══ INFORMATION GIVEN

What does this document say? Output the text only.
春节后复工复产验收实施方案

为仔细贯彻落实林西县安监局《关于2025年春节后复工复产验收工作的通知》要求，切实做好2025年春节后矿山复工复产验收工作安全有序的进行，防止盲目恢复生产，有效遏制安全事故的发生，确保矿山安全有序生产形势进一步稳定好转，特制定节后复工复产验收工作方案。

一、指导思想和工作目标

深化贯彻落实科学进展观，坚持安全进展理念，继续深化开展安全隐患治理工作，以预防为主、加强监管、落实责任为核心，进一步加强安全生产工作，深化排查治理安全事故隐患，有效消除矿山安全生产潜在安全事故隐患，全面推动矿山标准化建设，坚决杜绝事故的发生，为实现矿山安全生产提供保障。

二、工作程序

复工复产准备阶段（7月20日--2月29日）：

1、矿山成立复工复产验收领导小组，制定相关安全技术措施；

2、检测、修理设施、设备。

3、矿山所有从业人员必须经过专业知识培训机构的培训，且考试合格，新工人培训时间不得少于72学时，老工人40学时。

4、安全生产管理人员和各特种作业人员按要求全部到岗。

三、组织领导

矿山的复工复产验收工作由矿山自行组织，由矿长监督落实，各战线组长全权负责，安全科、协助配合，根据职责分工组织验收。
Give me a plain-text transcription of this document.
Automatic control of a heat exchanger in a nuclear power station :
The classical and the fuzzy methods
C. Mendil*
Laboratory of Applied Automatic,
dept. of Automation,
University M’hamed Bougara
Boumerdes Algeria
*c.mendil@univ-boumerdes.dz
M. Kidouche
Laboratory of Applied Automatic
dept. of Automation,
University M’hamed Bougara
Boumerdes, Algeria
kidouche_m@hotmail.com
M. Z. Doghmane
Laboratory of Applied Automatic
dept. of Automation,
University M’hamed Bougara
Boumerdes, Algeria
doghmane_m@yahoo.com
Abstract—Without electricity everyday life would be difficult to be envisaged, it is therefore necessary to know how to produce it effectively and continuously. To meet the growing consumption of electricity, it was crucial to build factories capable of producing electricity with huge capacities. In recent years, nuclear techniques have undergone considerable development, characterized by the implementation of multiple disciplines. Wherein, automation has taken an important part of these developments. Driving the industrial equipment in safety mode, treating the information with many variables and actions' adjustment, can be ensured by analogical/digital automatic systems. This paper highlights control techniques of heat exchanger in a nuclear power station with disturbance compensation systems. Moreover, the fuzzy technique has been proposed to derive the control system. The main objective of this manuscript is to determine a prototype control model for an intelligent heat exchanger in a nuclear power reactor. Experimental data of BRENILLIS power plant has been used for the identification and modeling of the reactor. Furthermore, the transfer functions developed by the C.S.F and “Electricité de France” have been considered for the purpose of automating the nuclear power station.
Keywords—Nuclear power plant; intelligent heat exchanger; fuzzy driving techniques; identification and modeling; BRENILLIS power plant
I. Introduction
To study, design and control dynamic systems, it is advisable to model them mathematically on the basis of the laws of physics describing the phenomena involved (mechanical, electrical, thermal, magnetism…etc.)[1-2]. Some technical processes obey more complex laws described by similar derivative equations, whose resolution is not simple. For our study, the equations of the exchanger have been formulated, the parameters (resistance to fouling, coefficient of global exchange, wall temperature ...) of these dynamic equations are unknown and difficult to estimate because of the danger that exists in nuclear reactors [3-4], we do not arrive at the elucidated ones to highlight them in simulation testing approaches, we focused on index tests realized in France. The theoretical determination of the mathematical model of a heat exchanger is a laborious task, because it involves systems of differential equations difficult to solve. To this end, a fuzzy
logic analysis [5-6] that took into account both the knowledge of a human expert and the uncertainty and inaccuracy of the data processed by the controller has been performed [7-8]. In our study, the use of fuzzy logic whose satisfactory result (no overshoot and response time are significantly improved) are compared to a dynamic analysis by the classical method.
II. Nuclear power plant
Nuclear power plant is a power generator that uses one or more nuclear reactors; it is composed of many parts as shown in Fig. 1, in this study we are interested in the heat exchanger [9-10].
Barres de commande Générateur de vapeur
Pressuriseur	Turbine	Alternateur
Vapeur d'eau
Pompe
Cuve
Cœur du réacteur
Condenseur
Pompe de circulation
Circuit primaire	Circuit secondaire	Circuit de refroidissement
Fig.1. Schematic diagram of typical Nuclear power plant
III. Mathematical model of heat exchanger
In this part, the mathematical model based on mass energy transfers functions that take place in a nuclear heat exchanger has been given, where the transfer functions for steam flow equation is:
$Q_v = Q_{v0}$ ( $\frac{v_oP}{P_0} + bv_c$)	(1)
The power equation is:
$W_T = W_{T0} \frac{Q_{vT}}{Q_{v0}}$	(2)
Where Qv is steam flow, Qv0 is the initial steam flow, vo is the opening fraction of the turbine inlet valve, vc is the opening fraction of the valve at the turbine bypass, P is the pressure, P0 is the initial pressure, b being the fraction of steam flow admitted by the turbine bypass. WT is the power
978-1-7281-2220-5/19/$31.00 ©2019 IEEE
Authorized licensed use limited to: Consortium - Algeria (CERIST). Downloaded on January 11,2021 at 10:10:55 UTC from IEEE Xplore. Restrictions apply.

════

--- THE REQUEST ---
Using the data above, reproduce every line exactly.

--- IN RESPONSE ---
What does this document say? Output the text only.
春节后复工复产验收实施方案

为仔细贯彻落实林西县安监局《关于2025年春节后复工复产验收工作的通知》要求，切实做好2025年春节后矿山复工复产验收工作安全有序的进行，防止盲目恢复生产，有效遏制安全事故的发生，确保矿山安全有序生产形势进一步稳定好转，特制定节后复工复产验收工作方案。

一、指导思想和工作目标

深化贯彻落实科学进展观，坚持安全进展理念，继续深化开展安全隐患治理工作，以预防为主、加强监管、落实责任为核心，进一步加强安全生产工作，深化排查治理安全事故隐患，有效消除矿山安全生产潜在安全事故隐患，全面推动矿山标准化建设，坚决杜绝事故的发生，为实现矿山安全生产提供保障。

二、工作程序

复工复产准备阶段（7月20日--2月29日）：

1、矿山成立复工复产验收领导小组，制定相关安全技术措施；

2、检测、修理设施、设备。

3、矿山所有从业人员必须经过专业知识培训机构的培训，且考试合格，新工人培训时间不得少于72学时，老工人40学时。

4、安全生产管理人员和各特种作业人员按要求全部到岗。

三、组织领导

矿山的复工复产验收工作由矿山自行组织，由矿长监督落实，各战线组长全权负责，安全科、协助配合，根据职责分工组织验收。
Give me a plain-text transcription of this document.
Automatic control of a heat exchanger in a nuclear power station :
The classical and the fuzzy methods
C. Mendil*
Laboratory of Applied Automatic,
dept. of Automation,
University M’hamed Bougara
Boumerdes Algeria
*c.mendil@univ-boumerdes.dz
M. Kidouche
Laboratory of Applied Automatic
dept. of Automation,
University M’hamed Bougara
Boumerdes, Algeria
kidouche_m@hotmail.com
M. Z. Doghmane
Laboratory of Applied Automatic
dept. of Automation,
University M’hamed Bougara
Boumerdes, Algeria
doghmane_m@yahoo.com
Abstract—Without electricity everyday life would be difficult to be envisaged, it is therefore necessary to know how to produce it effectively and continuously. To meet the growing consumption of electricity, it was crucial to build factories capable of producing electricity with huge capacities. In recent years, nuclear techniques have undergone considerable development, characterized by the implementation of multiple disciplines. Wherein, automation has taken an important part of these developments. Driving the industrial equipment in safety mode, treating the information with many variables and actions' adjustment, can be ensured by analogical/digital automatic systems. This paper highlights control techniques of heat exchanger in a nuclear power station with disturbance compensation systems. Moreover, the fuzzy technique has been proposed to derive the control system. The main objective of this manuscript is to determine a prototype control model for an intelligent heat exchanger in a nuclear power reactor. Experimental data of BRENILLIS power plant has been used for the identification and modeling of the reactor. Furthermore, the transfer functions developed by the C.S.F and “Electricité de France” have been considered for the purpose of automating the nuclear power station.
Keywords—Nuclear power plant; intelligent heat exchanger; fuzzy driving techniques; identification and modeling; BRENILLIS power plant
I. Introduction
To study, design and control dynamic systems, it is advisable to model them mathematically on the basis of the laws of physics describing the phenomena involved (mechanical, electrical, thermal, magnetism…etc.)[1-2]. Some technical processes obey more complex laws described by similar derivative equations, whose resolution is not simple. For our study, the equations of the exchanger have been formulated, the parameters (resistance to fouling, coefficient of global exchange, wall temperature ...) of these dynamic equations are unknown and difficult to estimate because of the danger that exists in nuclear reactors [3-4], we do not arrive at the elucidated ones to highlight them in simulation testing approaches, we focused on index tests realized in France. The theoretical determination of the mathematical model of a heat exchanger is a laborious task, because it involves systems of differential equations difficult to solve. To this end, a fuzzy
logic analysis [5-6] that took into account both the knowledge of a human expert and the uncertainty and inaccuracy of the data processed by the controller has been performed [7-8]. In our study, the use of fuzzy logic whose satisfactory result (no overshoot and response time are significantly improved) are compared to a dynamic analysis by the classical method.
II. Nuclear power plant
Nuclear power plant is a power generator that uses one or more nuclear reactors; it is composed of many parts as shown in Fig. 1, in this study we are interested in the heat exchanger [9-10].
Barres de commande Générateur de vapeur
Pressuriseur	Turbine	Alternateur
Vapeur d'eau
Pompe
Cuve
Cœur du réacteur
Condenseur
Pompe de circulation
Circuit primaire	Circuit secondaire	Circuit de refroidissement
Fig.1. Schematic diagram of typical Nuclear power plant
III. Mathematical model of heat exchanger
In this part, the mathematical model based on mass energy transfers functions that take place in a nuclear heat exchanger has been given, where the transfer functions for steam flow equation is:
$Q_v = Q_{v0}$ ( $\frac{v_oP}{P_0} + bv_c$)	(1)
The power equation is:
$W_T = W_{T0} \frac{Q_{vT}}{Q_{v0}}$	(2)
Where Qv is steam flow, Qv0 is the initial steam flow, vo is the opening fraction of the turbine inlet valve, vc is the opening fraction of the valve at the turbine bypass, P is the pressure, P0 is the initial pressure, b being the fraction of steam flow admitted by the turbine bypass. WT is the power
978-1-7281-2220-5/19/$31.00 ©2019 IEEE
Authorized licensed use limited to: Consortium - Algeria (CERIST). Downloaded on January 11,2021 at 10:10:55 UTC from IEEE Xplore. Restrictions apply.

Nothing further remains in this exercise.